*Source records*:
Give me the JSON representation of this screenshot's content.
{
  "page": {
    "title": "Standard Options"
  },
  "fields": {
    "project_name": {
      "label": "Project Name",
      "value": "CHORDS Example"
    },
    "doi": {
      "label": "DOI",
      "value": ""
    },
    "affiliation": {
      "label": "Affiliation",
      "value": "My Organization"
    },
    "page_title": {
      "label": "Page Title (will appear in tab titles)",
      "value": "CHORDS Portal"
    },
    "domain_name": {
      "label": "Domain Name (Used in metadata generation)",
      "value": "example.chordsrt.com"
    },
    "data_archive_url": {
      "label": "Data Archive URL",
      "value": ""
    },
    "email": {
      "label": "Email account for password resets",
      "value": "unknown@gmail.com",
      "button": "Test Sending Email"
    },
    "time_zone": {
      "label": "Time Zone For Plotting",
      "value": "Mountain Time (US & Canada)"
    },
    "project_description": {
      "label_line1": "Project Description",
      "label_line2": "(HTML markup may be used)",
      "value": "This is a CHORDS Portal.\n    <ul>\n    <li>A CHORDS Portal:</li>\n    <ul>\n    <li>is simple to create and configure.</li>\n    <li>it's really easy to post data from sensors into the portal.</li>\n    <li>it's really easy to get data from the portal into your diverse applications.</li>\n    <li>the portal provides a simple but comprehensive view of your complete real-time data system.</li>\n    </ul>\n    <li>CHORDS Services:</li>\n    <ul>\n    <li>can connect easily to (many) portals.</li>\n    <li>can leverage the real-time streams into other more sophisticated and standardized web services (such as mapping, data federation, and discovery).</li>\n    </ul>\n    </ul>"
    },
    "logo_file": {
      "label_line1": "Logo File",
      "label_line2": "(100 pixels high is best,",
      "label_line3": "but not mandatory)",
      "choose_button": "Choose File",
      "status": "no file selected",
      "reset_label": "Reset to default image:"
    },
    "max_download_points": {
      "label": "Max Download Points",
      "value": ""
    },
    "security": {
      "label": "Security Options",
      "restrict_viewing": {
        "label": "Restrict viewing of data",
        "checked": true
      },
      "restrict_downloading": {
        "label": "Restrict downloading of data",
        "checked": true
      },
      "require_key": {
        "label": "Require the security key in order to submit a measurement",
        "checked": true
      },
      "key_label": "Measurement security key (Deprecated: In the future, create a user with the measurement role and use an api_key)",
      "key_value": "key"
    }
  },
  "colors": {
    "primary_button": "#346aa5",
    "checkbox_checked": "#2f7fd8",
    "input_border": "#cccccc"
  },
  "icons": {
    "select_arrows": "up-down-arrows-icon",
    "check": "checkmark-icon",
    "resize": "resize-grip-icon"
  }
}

*Job*: The word "Portal" may turn up on some lines of these records; say how many, with no other words.

*Solution*: 2